◆ TASK DIRECTIONS ◆
From the entries below, gather every line containing the string "ylabel".

◆ DATA RECORDS ◆

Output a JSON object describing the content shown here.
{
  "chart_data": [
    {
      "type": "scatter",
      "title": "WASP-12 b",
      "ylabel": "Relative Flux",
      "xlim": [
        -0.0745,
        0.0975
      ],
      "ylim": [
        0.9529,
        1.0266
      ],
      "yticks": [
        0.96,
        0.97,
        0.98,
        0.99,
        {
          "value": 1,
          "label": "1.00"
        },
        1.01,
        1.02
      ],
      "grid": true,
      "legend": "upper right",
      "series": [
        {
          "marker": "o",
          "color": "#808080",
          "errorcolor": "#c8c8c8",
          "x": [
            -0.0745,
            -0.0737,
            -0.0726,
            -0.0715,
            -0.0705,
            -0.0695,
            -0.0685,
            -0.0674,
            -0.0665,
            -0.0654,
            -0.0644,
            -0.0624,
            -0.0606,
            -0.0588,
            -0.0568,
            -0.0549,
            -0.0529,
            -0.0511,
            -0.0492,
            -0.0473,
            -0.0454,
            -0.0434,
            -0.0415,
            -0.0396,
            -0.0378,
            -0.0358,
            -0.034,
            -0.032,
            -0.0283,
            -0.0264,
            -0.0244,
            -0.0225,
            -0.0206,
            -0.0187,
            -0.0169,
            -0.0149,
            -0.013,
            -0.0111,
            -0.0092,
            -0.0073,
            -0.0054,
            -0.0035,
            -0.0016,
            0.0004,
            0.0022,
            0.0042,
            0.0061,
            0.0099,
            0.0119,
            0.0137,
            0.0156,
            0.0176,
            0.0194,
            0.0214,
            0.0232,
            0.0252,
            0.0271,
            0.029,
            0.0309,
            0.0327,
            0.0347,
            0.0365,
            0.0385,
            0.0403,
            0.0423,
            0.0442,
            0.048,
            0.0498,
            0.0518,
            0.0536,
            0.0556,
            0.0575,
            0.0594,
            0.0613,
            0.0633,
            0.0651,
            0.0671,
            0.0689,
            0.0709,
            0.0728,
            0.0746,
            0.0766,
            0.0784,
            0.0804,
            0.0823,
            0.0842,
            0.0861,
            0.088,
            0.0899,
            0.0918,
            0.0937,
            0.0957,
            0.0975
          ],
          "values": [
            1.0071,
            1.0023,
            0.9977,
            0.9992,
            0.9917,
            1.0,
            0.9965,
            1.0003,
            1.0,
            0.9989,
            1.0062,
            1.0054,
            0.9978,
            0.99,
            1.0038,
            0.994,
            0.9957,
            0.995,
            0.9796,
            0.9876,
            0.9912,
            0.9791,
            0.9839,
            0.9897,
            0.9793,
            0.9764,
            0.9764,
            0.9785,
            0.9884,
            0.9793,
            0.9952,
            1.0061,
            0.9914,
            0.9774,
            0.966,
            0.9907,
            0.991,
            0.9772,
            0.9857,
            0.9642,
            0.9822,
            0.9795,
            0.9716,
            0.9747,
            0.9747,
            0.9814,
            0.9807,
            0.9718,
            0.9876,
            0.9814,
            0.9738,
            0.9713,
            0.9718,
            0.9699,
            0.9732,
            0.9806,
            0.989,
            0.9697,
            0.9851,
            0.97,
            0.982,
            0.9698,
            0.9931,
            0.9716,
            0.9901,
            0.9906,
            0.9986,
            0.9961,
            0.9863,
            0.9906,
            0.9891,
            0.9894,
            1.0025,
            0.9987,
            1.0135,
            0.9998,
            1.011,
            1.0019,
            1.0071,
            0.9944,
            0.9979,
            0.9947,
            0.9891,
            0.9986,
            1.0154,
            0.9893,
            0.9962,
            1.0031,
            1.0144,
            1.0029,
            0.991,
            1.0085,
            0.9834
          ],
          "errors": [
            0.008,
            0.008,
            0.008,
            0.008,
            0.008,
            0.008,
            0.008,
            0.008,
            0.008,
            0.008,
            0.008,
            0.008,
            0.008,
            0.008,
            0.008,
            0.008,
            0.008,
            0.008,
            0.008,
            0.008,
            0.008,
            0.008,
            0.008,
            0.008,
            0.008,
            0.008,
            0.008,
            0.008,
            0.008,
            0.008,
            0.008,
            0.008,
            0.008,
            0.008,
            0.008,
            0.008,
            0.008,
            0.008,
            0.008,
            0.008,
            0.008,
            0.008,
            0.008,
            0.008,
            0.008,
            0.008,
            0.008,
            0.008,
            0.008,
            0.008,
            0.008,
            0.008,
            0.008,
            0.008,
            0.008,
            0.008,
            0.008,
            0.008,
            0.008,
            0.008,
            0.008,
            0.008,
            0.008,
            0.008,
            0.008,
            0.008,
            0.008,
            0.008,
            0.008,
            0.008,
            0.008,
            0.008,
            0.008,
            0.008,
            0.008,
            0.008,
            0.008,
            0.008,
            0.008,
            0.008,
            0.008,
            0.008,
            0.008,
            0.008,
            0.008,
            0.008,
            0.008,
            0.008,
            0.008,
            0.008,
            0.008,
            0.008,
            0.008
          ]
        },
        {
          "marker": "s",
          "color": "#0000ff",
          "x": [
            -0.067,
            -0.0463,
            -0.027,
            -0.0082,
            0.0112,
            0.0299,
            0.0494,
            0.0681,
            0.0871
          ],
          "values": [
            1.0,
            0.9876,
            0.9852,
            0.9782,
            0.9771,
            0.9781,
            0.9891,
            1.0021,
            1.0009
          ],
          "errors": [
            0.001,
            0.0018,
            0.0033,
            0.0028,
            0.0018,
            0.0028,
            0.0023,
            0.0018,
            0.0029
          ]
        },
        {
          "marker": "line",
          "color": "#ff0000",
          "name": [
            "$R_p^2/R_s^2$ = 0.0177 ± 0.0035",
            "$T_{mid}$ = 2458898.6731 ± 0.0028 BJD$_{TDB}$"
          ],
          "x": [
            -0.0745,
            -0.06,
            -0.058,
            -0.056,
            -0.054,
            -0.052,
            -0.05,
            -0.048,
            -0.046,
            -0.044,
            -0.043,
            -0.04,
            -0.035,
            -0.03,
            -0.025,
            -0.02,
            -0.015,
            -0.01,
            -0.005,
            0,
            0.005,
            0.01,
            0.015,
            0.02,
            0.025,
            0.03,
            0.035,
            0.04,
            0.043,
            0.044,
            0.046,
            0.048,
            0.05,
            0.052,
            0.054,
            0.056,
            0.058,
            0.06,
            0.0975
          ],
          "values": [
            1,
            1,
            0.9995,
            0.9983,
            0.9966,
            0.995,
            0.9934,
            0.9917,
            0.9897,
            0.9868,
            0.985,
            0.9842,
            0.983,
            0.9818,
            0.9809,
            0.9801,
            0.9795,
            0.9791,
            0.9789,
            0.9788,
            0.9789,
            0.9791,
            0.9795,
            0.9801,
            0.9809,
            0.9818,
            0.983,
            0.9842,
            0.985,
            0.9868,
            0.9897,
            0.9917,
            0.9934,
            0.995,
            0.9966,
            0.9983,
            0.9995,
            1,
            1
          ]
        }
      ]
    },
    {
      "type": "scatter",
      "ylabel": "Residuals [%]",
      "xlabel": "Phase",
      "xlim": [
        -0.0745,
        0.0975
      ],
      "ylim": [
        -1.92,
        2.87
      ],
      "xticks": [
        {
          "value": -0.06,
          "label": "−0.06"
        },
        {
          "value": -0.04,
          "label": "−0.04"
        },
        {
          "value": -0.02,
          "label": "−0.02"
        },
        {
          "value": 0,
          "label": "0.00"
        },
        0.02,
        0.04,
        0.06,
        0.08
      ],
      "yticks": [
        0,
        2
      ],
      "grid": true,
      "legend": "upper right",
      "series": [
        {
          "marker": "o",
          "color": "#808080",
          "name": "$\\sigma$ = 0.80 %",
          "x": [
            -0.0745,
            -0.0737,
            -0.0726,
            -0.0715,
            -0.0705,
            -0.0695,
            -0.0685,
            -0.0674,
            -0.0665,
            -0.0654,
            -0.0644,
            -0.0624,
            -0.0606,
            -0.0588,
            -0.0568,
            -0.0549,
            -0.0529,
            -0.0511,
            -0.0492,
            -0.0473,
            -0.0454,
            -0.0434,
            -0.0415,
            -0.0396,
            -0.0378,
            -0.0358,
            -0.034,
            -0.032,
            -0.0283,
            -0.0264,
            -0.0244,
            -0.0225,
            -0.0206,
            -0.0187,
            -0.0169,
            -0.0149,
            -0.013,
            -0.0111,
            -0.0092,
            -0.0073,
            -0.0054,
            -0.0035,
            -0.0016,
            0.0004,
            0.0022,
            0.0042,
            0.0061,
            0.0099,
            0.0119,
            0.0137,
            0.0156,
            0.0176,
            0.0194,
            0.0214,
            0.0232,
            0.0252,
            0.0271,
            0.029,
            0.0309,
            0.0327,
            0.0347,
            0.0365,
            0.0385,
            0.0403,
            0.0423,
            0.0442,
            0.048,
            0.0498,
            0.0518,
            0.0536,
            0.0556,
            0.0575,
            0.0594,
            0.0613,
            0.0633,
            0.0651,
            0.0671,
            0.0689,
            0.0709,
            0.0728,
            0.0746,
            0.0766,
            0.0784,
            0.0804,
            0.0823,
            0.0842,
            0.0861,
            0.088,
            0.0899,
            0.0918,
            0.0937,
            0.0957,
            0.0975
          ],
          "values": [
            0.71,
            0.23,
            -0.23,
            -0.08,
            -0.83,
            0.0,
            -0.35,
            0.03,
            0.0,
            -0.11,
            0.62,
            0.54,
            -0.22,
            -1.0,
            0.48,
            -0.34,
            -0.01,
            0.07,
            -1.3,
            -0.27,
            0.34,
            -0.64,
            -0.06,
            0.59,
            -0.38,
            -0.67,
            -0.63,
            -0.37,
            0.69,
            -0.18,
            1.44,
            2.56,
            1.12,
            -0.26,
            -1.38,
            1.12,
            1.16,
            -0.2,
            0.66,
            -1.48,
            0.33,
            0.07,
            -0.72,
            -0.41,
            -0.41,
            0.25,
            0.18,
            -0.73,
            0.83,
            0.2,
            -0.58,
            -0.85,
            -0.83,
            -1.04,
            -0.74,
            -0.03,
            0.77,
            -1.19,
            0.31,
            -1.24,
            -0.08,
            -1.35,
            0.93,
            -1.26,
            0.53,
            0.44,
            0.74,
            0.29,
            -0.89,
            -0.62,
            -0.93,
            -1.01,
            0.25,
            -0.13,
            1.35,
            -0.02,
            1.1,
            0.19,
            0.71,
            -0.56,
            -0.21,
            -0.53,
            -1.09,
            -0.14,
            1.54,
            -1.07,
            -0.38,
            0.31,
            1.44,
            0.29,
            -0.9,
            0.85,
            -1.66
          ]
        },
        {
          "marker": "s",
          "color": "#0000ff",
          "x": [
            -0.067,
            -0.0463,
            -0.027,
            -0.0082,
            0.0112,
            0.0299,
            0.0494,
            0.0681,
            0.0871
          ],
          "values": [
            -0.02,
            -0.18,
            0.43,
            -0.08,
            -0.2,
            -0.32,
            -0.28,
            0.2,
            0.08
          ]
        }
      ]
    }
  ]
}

◆ OUTPUT OF THE EXERCISE ◆
      "ylabel": "Relative Flux",
      "ylabel": "Residuals [%]",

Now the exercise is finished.